■ **Task goal**: Copy out exactly the lines running from the one with "Read this page and output its text content." through the final line, both ends included, and nothing else. Pictures stay out of the copy.

* * *

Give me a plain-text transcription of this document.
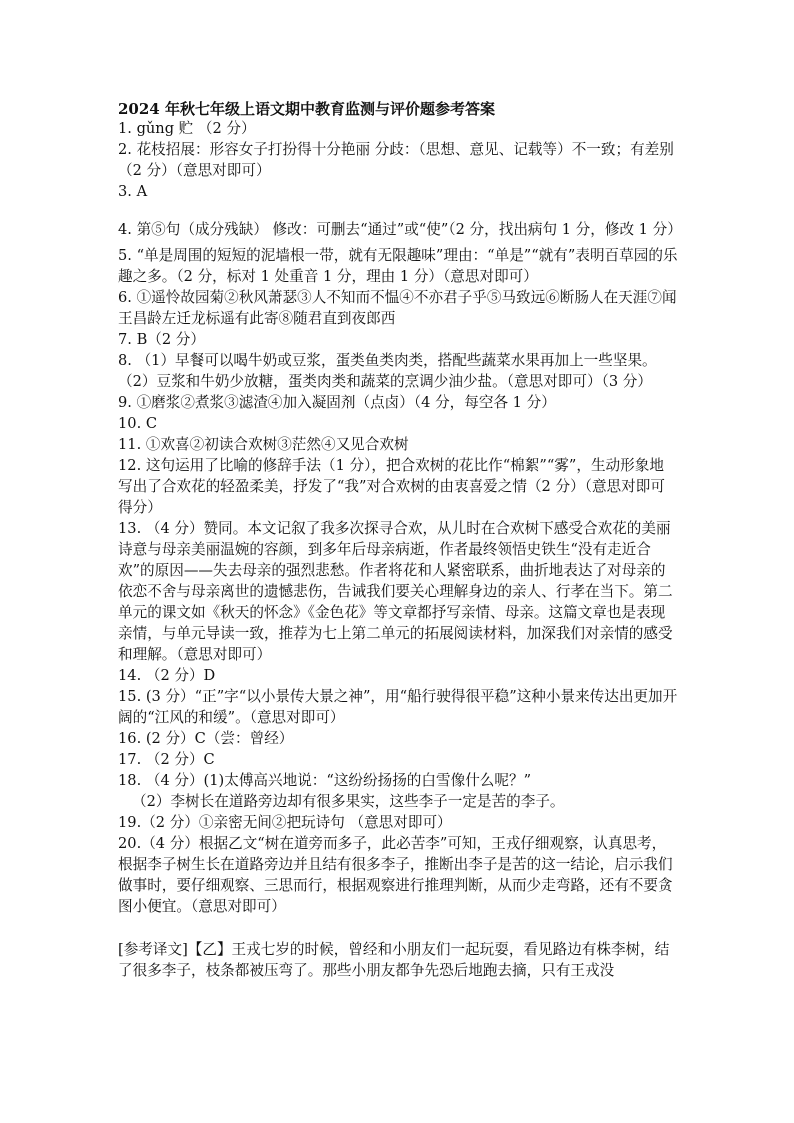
2024 年秋七年级上语文期中教育监测与评价题参考答案

1. gǔng 贮 （2 分）

2. 花枝招展：形容女子打扮得十分艳丽 分歧：（思想、意见、记载等）不一致；有差别 （2 分）（意思对即可）

3. A

4. 第⑤句（成分残缺） 修改：可删去“通过”或“使”（2 分，找出病句 1 分，修改 1 分）

5. “单是周围的短短的泥墙根一带，就有无限趣味”理由：“单是”“就有”表明百草园的乐趣之多。（2 分，标对 1 处重音 1 分，理由 1 分）（意思对即可）

6. ①遥怜故园菊②秋风萧瑟③人不知而不愠④不亦君子乎⑤马致远⑥断肠人在天涯⑦闻王昌龄左迁龙标遥有此寄⑧随君直到夜郎西

7. B（2 分）

8. （1）早餐可以喝牛奶或豆浆，蛋类鱼类肉类，搭配些蔬菜水果再加上一些坚果。（2）豆浆和牛奶少放糖，蛋类肉类和蔬菜的烹调少油少盐。（意思对即可）（3 分）

9. ①磨浆②煮浆③滤渣④加入凝固剂（点卤）（4 分，每空各 1 分）

10. C

11. ①欢喜②初读合欢树③茫然④又见合欢树

12. 这句运用了比喻的修辞手法（1 分），把合欢树的花比作“棉絮”“雾”，生动形象地写出了合欢花的轻盈柔美，抒发了“我”对合欢树的由衷喜爱之情（2 分）（意思对即可得分）

13. （4 分）赞同。本文记叙了我多次探寻合欢，从儿时在合欢树下感受合欢花的美丽诗意与母亲美丽温婉的容颜，到多年后母亲病逝，作者最终领悟史铁生“没有走近合欢”的原因——失去母亲的强烈悲愁。作者将花和人紧密联系，曲折地表达了对母亲的依恋不舍与母亲离世的遗憾悲伤，告诫我们要关心理解身边的亲人、行孝在当下。第二单元的课文如《秋天的怀念》《金色花》等文章都抒写亲情、母亲。这篇文章也是表现亲情，与单元导读一致，推荐为七上第二单元的拓展阅读材料，加深我们对亲情的感受和理解。（意思对即可）

14. （2 分）D

15. (3 分）“正”字“以小景传大景之神”，用“船行驶得很平稳”这种小景来传达出更加开阔的“江风的和缓”。（意思对即可）

16. (2 分）C（尝：曾经）

17. （2 分）C

18. （4 分）(1)太傅高兴地说：“这纷纷扬扬的白雪像什么呢？”

（2）李树长在道路旁边却有很多果实，这些李子一定是苦的李子。

19.（2 分）①亲密无间②把玩诗句 （意思对即可）

20.（4 分）根据乙文“树在道旁而多子，此必苦李”可知，王戎仔细观察，认真思考，根据李子树生长在道路旁边并且结有很多李子，推断出李子是苦的这一结论，启示我们做事时，要仔细观察、三思而行，根据观察进行推理判断，从而少走弯路，还有不要贪图小便宜。（意思对即可）

[参考译文]【乙】王戎七岁的时候，曾经和小朋友们一起玩耍，看见路边有株李树，结了很多李子，枝条都被压弯了。那些小朋友都争先恐后地跑去摘，只有王戎没
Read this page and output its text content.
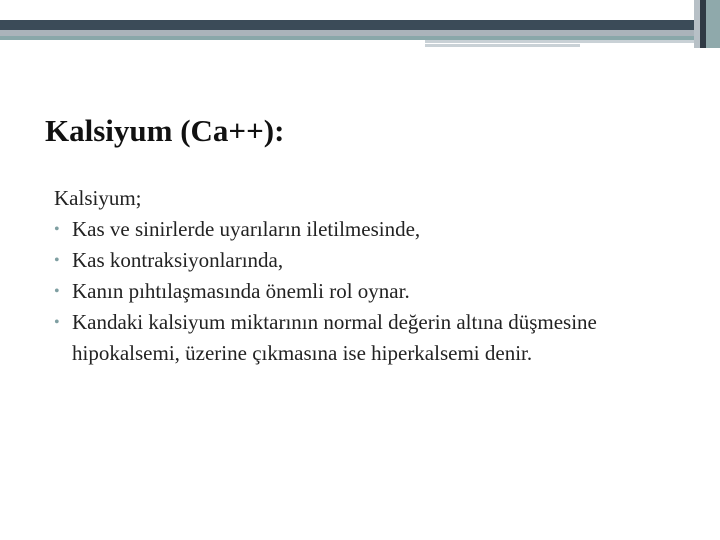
Kalsiyum (Ca++):
Kalsiyum;
• Kas ve sinirlerde uyarıların iletilmesinde,
• Kas kontraksiyonlarında,
• Kanın pıhtılaşmasında önemli rol oynar.
• Kandaki kalsiyum miktarının normal değerin altına düşmesine hipokalsemi, üzerine çıkmasına ise hiperkalsemi denir.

* * *

■ **The completed task**:
Read this page and output its text content.
Kalsiyum (Ca++):
Kalsiyum;
• Kas ve sinirlerde uyarıların iletilmesinde,
• Kas kontraksiyonlarında,
• Kanın pıhtılaşmasında önemli rol oynar.
• Kandaki kalsiyum miktarının normal değerin altına düşmesine hipokalsemi, üzerine çıkmasına ise hiperkalsemi denir.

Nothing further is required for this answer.